===== Records for this task

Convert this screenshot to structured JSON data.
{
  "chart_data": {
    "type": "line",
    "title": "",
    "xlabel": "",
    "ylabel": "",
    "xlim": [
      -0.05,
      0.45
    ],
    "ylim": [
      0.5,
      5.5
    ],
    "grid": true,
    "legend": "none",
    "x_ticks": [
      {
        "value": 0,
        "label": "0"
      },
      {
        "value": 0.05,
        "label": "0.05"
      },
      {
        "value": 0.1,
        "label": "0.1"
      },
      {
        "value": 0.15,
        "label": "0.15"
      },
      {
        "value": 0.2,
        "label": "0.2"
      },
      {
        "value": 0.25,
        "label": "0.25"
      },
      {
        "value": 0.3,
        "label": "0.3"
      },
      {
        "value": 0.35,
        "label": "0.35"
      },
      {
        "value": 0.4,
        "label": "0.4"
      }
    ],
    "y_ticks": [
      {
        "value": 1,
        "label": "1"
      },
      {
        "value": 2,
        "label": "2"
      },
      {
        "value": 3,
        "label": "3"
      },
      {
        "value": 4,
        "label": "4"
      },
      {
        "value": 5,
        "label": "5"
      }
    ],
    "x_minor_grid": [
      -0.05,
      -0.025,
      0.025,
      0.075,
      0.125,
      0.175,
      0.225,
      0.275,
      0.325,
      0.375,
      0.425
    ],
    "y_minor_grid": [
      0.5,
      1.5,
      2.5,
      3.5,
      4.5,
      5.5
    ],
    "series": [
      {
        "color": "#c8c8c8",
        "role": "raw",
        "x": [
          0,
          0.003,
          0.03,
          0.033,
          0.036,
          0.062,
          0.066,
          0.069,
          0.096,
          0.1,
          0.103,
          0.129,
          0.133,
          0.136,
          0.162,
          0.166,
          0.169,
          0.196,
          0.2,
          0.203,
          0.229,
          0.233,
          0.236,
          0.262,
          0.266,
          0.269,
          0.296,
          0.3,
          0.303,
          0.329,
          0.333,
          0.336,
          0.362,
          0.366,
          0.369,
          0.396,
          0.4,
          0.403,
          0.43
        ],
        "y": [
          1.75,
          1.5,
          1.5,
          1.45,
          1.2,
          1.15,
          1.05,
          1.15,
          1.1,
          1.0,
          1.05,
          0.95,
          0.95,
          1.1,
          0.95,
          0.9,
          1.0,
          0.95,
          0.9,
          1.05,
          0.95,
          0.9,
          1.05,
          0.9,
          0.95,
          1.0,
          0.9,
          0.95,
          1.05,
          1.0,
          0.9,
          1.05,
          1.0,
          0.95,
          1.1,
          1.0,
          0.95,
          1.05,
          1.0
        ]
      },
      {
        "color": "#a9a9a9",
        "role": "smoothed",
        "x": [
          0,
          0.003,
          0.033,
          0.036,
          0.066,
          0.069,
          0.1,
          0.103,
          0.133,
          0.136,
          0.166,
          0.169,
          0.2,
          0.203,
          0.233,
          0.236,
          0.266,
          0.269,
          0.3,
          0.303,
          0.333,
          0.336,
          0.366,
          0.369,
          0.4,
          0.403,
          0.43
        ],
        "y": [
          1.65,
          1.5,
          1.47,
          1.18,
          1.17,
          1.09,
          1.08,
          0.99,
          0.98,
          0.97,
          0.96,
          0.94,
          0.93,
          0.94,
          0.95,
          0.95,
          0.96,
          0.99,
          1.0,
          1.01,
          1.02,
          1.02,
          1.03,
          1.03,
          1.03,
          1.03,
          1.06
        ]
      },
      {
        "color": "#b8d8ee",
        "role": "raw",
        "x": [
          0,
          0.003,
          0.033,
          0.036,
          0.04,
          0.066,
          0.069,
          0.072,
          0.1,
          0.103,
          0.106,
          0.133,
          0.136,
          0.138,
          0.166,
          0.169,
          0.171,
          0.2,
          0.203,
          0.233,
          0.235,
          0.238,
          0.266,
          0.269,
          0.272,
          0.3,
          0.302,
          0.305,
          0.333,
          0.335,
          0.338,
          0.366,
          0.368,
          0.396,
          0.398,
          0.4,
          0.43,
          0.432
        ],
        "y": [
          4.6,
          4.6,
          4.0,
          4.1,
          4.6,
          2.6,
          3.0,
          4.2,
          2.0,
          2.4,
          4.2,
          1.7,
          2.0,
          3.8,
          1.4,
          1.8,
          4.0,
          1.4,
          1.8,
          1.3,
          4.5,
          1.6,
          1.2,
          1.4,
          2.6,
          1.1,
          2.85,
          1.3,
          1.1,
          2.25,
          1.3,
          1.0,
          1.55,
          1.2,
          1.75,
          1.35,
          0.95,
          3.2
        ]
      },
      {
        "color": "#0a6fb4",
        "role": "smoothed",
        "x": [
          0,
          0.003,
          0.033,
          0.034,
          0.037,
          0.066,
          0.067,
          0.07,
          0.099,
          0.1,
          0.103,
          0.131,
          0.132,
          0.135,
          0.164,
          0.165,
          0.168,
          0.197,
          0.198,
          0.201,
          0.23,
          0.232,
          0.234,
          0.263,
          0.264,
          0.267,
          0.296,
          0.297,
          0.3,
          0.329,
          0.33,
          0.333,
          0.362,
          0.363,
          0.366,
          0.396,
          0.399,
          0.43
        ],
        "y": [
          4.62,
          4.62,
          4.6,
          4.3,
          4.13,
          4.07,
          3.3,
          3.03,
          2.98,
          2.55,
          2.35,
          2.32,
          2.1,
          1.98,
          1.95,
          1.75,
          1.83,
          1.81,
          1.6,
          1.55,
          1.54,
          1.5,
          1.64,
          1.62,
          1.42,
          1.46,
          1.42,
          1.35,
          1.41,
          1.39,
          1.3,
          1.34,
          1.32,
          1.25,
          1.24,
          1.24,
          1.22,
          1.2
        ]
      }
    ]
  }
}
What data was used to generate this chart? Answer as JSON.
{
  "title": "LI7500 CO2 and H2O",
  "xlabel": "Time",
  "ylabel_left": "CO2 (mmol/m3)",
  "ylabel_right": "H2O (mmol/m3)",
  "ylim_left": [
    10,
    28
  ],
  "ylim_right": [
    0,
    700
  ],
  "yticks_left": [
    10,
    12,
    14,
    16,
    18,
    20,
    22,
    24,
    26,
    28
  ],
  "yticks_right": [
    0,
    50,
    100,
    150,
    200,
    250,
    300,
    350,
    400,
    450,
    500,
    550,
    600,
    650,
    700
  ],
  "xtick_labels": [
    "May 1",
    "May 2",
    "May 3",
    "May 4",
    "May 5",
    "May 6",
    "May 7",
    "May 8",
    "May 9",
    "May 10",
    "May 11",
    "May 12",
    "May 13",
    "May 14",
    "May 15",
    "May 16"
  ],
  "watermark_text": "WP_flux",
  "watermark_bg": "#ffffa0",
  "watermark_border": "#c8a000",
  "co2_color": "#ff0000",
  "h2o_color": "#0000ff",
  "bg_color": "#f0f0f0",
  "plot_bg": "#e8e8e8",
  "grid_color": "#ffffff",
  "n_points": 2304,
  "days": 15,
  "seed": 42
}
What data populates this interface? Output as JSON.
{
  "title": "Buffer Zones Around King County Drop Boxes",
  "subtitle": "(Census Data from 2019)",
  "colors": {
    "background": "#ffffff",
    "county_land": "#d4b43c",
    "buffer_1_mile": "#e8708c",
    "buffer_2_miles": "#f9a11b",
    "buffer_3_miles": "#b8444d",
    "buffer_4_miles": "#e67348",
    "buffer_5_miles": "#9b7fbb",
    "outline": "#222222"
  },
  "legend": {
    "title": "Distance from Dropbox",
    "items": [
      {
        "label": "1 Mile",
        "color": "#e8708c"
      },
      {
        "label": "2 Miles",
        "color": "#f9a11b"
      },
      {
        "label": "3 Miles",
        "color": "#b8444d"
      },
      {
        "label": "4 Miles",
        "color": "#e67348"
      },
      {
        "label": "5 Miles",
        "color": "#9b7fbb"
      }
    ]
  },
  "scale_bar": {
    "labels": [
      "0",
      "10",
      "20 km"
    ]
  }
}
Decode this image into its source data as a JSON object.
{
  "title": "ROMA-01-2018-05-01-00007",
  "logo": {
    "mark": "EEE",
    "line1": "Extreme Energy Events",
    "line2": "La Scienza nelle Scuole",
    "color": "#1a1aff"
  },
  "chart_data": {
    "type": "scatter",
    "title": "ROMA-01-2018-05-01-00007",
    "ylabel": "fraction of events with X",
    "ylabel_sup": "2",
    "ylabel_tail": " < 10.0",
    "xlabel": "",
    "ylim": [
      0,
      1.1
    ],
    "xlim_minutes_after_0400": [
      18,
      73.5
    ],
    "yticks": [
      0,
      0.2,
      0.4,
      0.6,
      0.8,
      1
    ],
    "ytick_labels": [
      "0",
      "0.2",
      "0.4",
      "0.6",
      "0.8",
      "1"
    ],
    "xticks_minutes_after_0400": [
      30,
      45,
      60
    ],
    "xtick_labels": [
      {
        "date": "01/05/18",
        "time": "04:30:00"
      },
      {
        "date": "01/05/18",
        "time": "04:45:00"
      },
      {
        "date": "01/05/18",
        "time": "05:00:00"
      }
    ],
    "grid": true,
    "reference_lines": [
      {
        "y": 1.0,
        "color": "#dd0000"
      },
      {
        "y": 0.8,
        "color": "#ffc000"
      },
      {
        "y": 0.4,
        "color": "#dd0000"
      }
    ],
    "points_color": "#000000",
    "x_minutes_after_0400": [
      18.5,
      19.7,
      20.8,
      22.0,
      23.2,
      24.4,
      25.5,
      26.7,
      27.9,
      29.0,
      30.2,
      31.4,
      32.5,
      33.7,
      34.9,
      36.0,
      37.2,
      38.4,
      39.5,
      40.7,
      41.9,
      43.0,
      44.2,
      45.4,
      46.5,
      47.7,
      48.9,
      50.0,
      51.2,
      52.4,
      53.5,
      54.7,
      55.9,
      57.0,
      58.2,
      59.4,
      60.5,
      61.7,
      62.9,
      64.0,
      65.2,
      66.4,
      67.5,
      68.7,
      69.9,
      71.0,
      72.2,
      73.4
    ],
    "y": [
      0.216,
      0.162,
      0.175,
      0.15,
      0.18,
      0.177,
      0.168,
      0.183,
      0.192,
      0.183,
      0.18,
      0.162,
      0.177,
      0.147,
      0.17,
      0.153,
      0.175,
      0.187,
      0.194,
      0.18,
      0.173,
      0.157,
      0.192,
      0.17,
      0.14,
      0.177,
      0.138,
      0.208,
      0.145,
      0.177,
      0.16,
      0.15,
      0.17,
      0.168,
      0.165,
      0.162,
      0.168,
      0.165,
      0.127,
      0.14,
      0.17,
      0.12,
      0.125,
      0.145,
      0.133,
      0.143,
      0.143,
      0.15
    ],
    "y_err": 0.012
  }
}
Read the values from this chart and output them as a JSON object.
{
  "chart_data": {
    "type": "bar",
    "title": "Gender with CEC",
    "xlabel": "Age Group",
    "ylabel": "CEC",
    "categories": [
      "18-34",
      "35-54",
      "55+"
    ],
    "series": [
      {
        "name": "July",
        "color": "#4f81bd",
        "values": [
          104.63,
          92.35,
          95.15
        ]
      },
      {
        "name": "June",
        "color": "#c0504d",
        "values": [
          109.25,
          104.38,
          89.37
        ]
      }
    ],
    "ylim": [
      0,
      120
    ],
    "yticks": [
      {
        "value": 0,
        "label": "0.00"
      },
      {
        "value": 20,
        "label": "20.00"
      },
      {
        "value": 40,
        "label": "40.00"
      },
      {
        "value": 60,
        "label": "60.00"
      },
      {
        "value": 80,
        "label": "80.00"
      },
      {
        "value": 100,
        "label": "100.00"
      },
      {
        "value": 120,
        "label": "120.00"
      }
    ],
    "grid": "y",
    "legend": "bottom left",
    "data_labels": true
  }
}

==========

Given task =
Examine the records and pull out every line where the string "with" occurs.

Written answer =
    "ylabel": "fraction of events with X",
    "title": "Gender with CEC",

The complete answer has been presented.